-- start --

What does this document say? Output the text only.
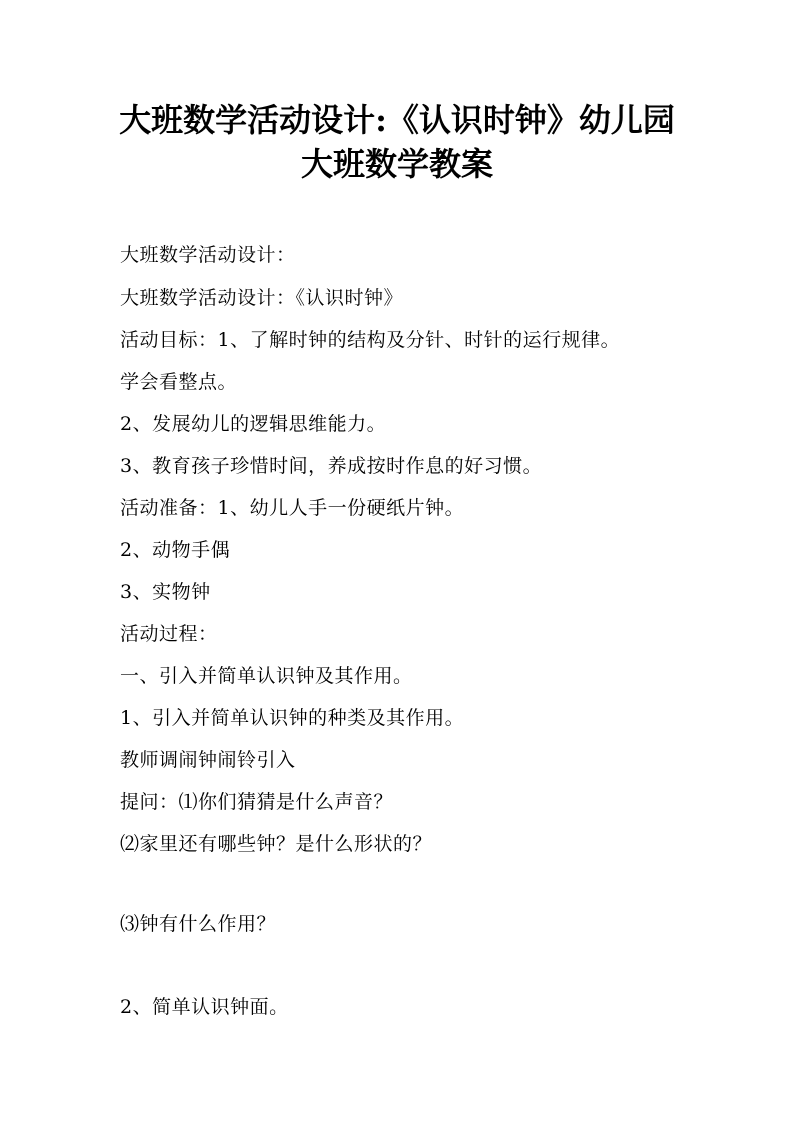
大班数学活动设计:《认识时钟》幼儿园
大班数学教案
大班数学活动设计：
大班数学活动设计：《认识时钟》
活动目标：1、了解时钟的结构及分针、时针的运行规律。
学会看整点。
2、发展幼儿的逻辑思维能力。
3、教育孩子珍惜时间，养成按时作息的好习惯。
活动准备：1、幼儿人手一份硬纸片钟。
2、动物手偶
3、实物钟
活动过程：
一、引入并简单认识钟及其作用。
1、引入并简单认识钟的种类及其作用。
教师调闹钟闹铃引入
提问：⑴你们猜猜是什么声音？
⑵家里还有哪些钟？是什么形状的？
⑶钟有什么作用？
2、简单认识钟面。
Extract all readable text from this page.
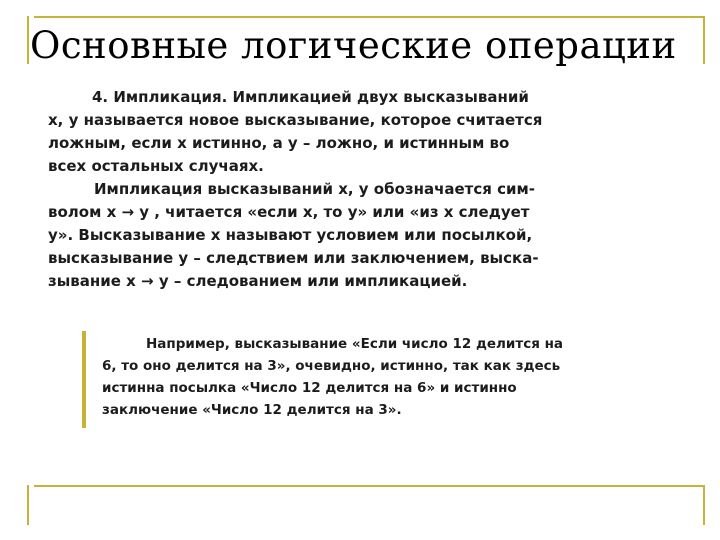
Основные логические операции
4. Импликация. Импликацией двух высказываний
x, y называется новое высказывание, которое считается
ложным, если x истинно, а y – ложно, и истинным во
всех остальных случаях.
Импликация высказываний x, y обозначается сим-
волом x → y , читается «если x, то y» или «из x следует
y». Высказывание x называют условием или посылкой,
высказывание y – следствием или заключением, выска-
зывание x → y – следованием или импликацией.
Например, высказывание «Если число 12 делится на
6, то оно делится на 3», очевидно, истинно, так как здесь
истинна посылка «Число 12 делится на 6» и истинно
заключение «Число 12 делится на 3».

-- end --

* _DIRECTIONS FOR THIS TASK_:
Extract, word for word, each line from the one that contains "Extract all readable text from this page." through the final line of the data above. Leave the pictures out.

* _FULL SOLUTION_:
Extract all readable text from this page.
Основные логические операции
4. Импликация. Импликацией двух высказываний
x, y называется новое высказывание, которое считается
ложным, если x истинно, а y – ложно, и истинным во
всех остальных случаях.
Импликация высказываний x, y обозначается сим-
волом x → y , читается «если x, то y» или «из x следует
y». Высказывание x называют условием или посылкой,
высказывание y – следствием или заключением, выска-
зывание x → y – следованием или импликацией.
Например, высказывание «Если число 12 делится на
6, то оно делится на 3», очевидно, истинно, так как здесь
истинна посылка «Число 12 делится на 6» и истинно
заключение «Число 12 делится на 3».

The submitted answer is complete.